Excerpt from a dataset:
-.-.-

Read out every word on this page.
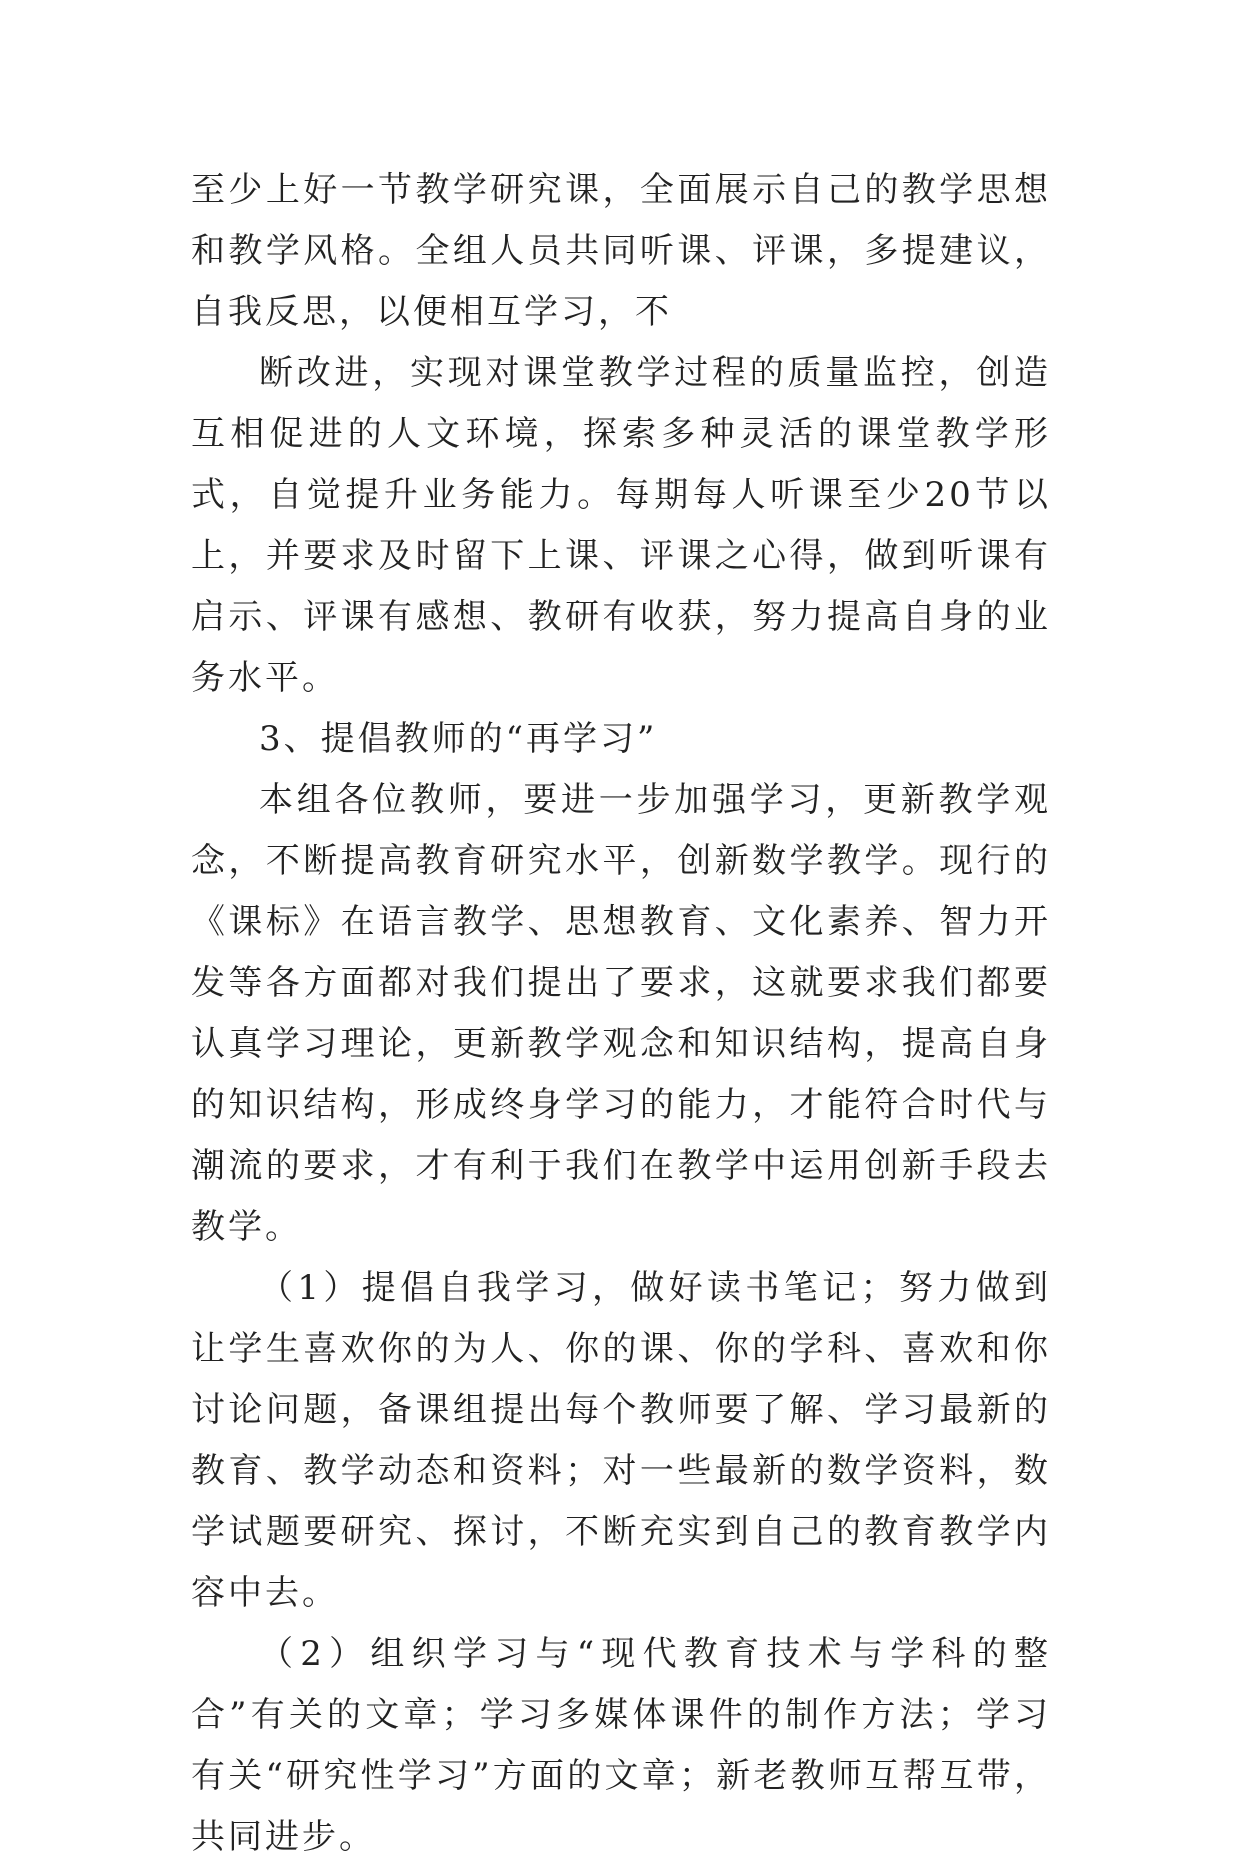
至少上好一节教学研究课，全面展示自己的教学思想和教学风格。全组人员共同听课、评课，多提建议，自我反思，以便相互学习，不

断改进，实现对课堂教学过程的质量监控，创造互相促进的人文环境，探索多种灵活的课堂教学形式，自觉提升业务能力。每期每人听课至少20节以上，并要求及时留下上课、评课之心得，做到听课有启示、评课有感想、教研有收获，努力提高自身的业务水平。

3、提倡教师的“再学习”

本组各位教师，要进一步加强学习，更新教学观念，不断提高教育研究水平，创新数学教学。现行的《课标》在语言教学、思想教育、文化素养、智力开发等各方面都对我们提出了要求，这就要求我们都要认真学习理论，更新教学观念和知识结构，提高自身的知识结构，形成终身学习的能力，才能符合时代与潮流的要求，才有利于我们在教学中运用创新手段去教学。

（1）提倡自我学习，做好读书笔记；努力做到让学生喜欢你的为人、你的课、你的学科、喜欢和你讨论问题，备课组提出每个教师要了解、学习最新的教育、教学动态和资料；对一些最新的数学资料，数学试题要研究、探讨，不断充实到自己的教育教学内容中去。

（2）组织学习与“现代教育技术与学科的整合”有关的文章；学习多媒体课件的制作方法；学习有关“研究性学习”方面的文章；新老教师互帮互带，共同进步。
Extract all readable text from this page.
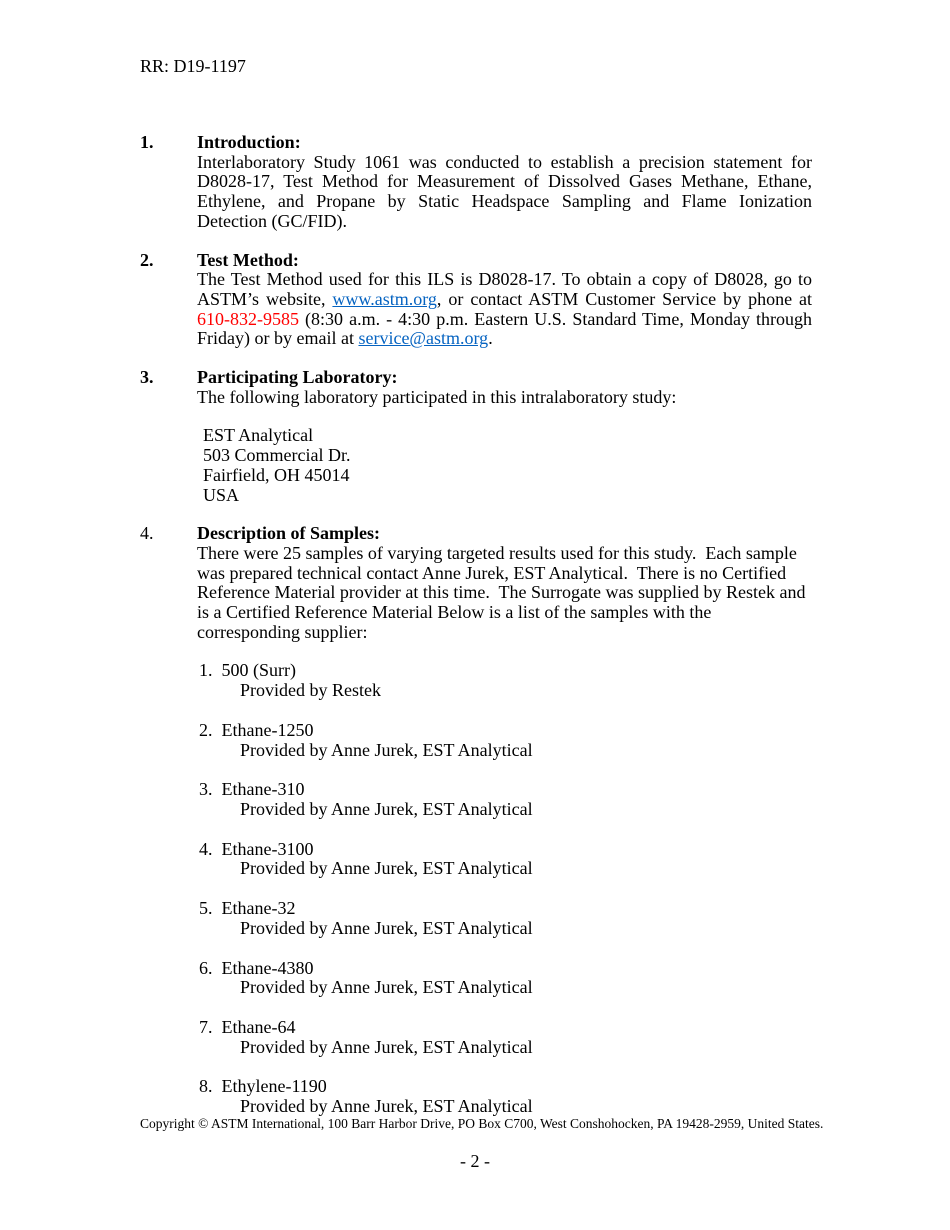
RR: D19-1197
1. Introduction:

Interlaboratory Study 1061 was conducted to establish a precision statement for D8028-17, Test Method for Measurement of Dissolved Gases Methane, Ethane, Ethylene, and Propane by Static Headspace Sampling and Flame Ionization Detection (GC/FID).

2. Test Method:

The Test Method used for this ILS is D8028-17. To obtain a copy of D8028, go to ASTM’s website, www.astm.org, or contact ASTM Customer Service by phone at 610-832-9585 (8:30 a.m. - 4:30 p.m. Eastern U.S. Standard Time, Monday through Friday) or by email at service@astm.org.

3. Participating Laboratory:

The following laboratory participated in this intralaboratory study:

EST Analytical
503 Commercial Dr.
Fairfield, OH 45014
USA
4. Description of Samples:

There were 25 samples of varying targeted results used for this study.  Each sample was prepared technical contact Anne Jurek, EST Analytical.  There is no Certified Reference Material provider at this time.  The Surrogate was supplied by Restek and is a Certified Reference Material Below is a list of the samples with the corresponding supplier:

1. 500 (Surr)
Provided by Restek
2. Ethane-1250
Provided by Anne Jurek, EST Analytical
3. Ethane-310
Provided by Anne Jurek, EST Analytical
4. Ethane-3100
Provided by Anne Jurek, EST Analytical
5. Ethane-32
Provided by Anne Jurek, EST Analytical
6. Ethane-4380
Provided by Anne Jurek, EST Analytical
7. Ethane-64
Provided by Anne Jurek, EST Analytical
8. Ethylene-1190
Provided by Anne Jurek, EST Analytical
Copyright © ASTM International, 100 Barr Harbor Drive, PO Box C700, West Conshohocken, PA 19428-2959, United States.
- 2 -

-.-.-

Requirements —
Copy the material shown above in full and exactly. Skip the pictures.

Expected answer —
Read out every word on this page.
至少上好一节教学研究课，全面展示自己的教学思想和教学风格。全组人员共同听课、评课，多提建议，自我反思，以便相互学习，不

断改进，实现对课堂教学过程的质量监控，创造互相促进的人文环境，探索多种灵活的课堂教学形式，自觉提升业务能力。每期每人听课至少20节以上，并要求及时留下上课、评课之心得，做到听课有启示、评课有感想、教研有收获，努力提高自身的业务水平。

3、提倡教师的“再学习”

本组各位教师，要进一步加强学习，更新教学观念，不断提高教育研究水平，创新数学教学。现行的《课标》在语言教学、思想教育、文化素养、智力开发等各方面都对我们提出了要求，这就要求我们都要认真学习理论，更新教学观念和知识结构，提高自身的知识结构，形成终身学习的能力，才能符合时代与潮流的要求，才有利于我们在教学中运用创新手段去教学。

（1）提倡自我学习，做好读书笔记；努力做到让学生喜欢你的为人、你的课、你的学科、喜欢和你讨论问题，备课组提出每个教师要了解、学习最新的教育、教学动态和资料；对一些最新的数学资料，数学试题要研究、探讨，不断充实到自己的教育教学内容中去。

（2）组织学习与“现代教育技术与学科的整合”有关的文章；学习多媒体课件的制作方法；学习有关“研究性学习”方面的文章；新老教师互帮互带，共同进步。
Extract all readable text from this page.
RR: D19-1197
1. Introduction:

Interlaboratory Study 1061 was conducted to establish a precision statement for D8028-17, Test Method for Measurement of Dissolved Gases Methane, Ethane, Ethylene, and Propane by Static Headspace Sampling and Flame Ionization Detection (GC/FID).

2. Test Method:

The Test Method used for this ILS is D8028-17. To obtain a copy of D8028, go to ASTM’s website, www.astm.org, or contact ASTM Customer Service by phone at 610-832-9585 (8:30 a.m. - 4:30 p.m. Eastern U.S. Standard Time, Monday through Friday) or by email at service@astm.org.

3. Participating Laboratory:

The following laboratory participated in this intralaboratory study:

EST Analytical
503 Commercial Dr.
Fairfield, OH 45014
USA
4. Description of Samples:

There were 25 samples of varying targeted results used for this study.  Each sample was prepared technical contact Anne Jurek, EST Analytical.  There is no Certified Reference Material provider at this time.  The Surrogate was supplied by Restek and is a Certified Reference Material Below is a list of the samples with the corresponding supplier:

1. 500 (Surr)
Provided by Restek
2. Ethane-1250
Provided by Anne Jurek, EST Analytical
3. Ethane-310
Provided by Anne Jurek, EST Analytical
4. Ethane-3100
Provided by Anne Jurek, EST Analytical
5. Ethane-32
Provided by Anne Jurek, EST Analytical
6. Ethane-4380
Provided by Anne Jurek, EST Analytical
7. Ethane-64
Provided by Anne Jurek, EST Analytical
8. Ethylene-1190
Provided by Anne Jurek, EST Analytical
Copyright © ASTM International, 100 Barr Harbor Drive, PO Box C700, West Conshohocken, PA 19428-2959, United States.
- 2 -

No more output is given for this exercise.